Directions: Quote the whole listing verbatim.
━━ Records for the task ━━
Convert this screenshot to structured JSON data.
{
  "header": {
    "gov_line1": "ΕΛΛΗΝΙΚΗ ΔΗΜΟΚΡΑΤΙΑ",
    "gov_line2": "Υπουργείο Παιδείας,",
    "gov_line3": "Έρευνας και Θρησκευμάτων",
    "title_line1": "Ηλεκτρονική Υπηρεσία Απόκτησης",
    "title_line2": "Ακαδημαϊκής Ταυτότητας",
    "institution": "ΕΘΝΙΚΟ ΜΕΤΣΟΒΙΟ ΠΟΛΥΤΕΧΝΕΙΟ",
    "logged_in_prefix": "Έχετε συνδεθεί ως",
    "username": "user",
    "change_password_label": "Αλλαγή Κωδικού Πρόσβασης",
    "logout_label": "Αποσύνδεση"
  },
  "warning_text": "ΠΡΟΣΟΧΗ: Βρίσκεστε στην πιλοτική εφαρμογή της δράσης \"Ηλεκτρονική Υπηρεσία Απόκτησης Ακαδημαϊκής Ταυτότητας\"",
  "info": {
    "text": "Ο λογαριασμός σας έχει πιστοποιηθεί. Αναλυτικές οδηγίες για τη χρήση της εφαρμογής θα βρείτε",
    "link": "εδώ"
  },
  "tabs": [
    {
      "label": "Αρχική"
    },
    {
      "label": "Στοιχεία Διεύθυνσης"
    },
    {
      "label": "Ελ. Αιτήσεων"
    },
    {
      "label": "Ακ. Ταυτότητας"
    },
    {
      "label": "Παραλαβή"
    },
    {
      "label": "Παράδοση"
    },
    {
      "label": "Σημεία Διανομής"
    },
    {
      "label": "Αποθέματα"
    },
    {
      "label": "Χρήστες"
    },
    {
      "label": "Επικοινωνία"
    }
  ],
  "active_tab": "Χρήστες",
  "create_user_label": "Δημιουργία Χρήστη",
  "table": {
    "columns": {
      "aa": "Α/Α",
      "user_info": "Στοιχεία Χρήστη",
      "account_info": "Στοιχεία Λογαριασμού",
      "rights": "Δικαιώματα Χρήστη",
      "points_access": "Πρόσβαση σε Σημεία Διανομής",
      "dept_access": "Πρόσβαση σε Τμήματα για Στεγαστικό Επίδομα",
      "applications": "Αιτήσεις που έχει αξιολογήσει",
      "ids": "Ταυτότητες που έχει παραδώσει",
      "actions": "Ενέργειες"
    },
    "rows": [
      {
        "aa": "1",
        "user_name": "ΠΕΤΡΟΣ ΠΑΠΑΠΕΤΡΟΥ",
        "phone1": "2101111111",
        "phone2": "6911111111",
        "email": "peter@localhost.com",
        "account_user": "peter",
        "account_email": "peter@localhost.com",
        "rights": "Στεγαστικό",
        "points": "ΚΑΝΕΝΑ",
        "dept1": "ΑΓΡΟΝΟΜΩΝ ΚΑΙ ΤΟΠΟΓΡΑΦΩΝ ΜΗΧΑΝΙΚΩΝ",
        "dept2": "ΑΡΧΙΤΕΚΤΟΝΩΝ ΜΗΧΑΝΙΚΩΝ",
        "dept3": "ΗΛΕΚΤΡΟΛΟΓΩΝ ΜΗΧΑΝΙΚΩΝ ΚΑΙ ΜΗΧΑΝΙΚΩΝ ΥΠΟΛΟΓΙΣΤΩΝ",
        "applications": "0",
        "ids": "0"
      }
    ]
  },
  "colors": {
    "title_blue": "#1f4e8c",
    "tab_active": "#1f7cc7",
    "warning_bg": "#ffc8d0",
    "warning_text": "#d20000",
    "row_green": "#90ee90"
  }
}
━━━
Final result:
Convert this screenshot to structured JSON data.
{
  "header": {
    "gov_line1": "ΕΛΛΗΝΙΚΗ ΔΗΜΟΚΡΑΤΙΑ",
    "gov_line2": "Υπουργείο Παιδείας,",
    "gov_line3": "Έρευνας και Θρησκευμάτων",
    "title_line1": "Ηλεκτρονική Υπηρεσία Απόκτησης",
    "title_line2": "Ακαδημαϊκής Ταυτότητας",
    "institution": "ΕΘΝΙΚΟ ΜΕΤΣΟΒΙΟ ΠΟΛΥΤΕΧΝΕΙΟ",
    "logged_in_prefix": "Έχετε συνδεθεί ως",
    "username": "user",
    "change_password_label": "Αλλαγή Κωδικού Πρόσβασης",
    "logout_label": "Αποσύνδεση"
  },
  "warning_text": "ΠΡΟΣΟΧΗ: Βρίσκεστε στην πιλοτική εφαρμογή της δράσης \"Ηλεκτρονική Υπηρεσία Απόκτησης Ακαδημαϊκής Ταυτότητας\"",
  "info": {
    "text": "Ο λογαριασμός σας έχει πιστοποιηθεί. Αναλυτικές οδηγίες για τη χρήση της εφαρμογής θα βρείτε",
    "link": "εδώ"
  },
  "tabs": [
    {
      "label": "Αρχική"
    },
    {
      "label": "Στοιχεία Διεύθυνσης"
    },
    {
      "label": "Ελ. Αιτήσεων"
    },
    {
      "label": "Ακ. Ταυτότητας"
    },
    {
      "label": "Παραλαβή"
    },
    {
      "label": "Παράδοση"
    },
    {
      "label": "Σημεία Διανομής"
    },
    {
      "label": "Αποθέματα"
    },
    {
      "label": "Χρήστες"
    },
    {
      "label": "Επικοινωνία"
    }
  ],
  "active_tab": "Χρήστες",
  "create_user_label": "Δημιουργία Χρήστη",
  "table": {
    "columns": {
      "aa": "Α/Α",
      "user_info": "Στοιχεία Χρήστη",
      "account_info": "Στοιχεία Λογαριασμού",
      "rights": "Δικαιώματα Χρήστη",
      "points_access": "Πρόσβαση σε Σημεία Διανομής",
      "dept_access": "Πρόσβαση σε Τμήματα για Στεγαστικό Επίδομα",
      "applications": "Αιτήσεις που έχει αξιολογήσει",
      "ids": "Ταυτότητες που έχει παραδώσει",
      "actions": "Ενέργειες"
    },
    "rows": [
      {
        "aa": "1",
        "user_name": "ΠΕΤΡΟΣ ΠΑΠΑΠΕΤΡΟΥ",
        "phone1": "2101111111",
        "phone2": "6911111111",
        "email": "peter@localhost.com",
        "account_user": "peter",
        "account_email": "peter@localhost.com",
        "rights": "Στεγαστικό",
        "points": "ΚΑΝΕΝΑ",
        "dept1": "ΑΓΡΟΝΟΜΩΝ ΚΑΙ ΤΟΠΟΓΡΑΦΩΝ ΜΗΧΑΝΙΚΩΝ",
        "dept2": "ΑΡΧΙΤΕΚΤΟΝΩΝ ΜΗΧΑΝΙΚΩΝ",
        "dept3": "ΗΛΕΚΤΡΟΛΟΓΩΝ ΜΗΧΑΝΙΚΩΝ ΚΑΙ ΜΗΧΑΝΙΚΩΝ ΥΠΟΛΟΓΙΣΤΩΝ",
        "applications": "0",
        "ids": "0"
      }
    ]
  },
  "colors": {
    "title_blue": "#1f4e8c",
    "tab_active": "#1f7cc7",
    "warning_bg": "#ffc8d0",
    "warning_text": "#d20000",
    "row_green": "#90ee90"
  }
}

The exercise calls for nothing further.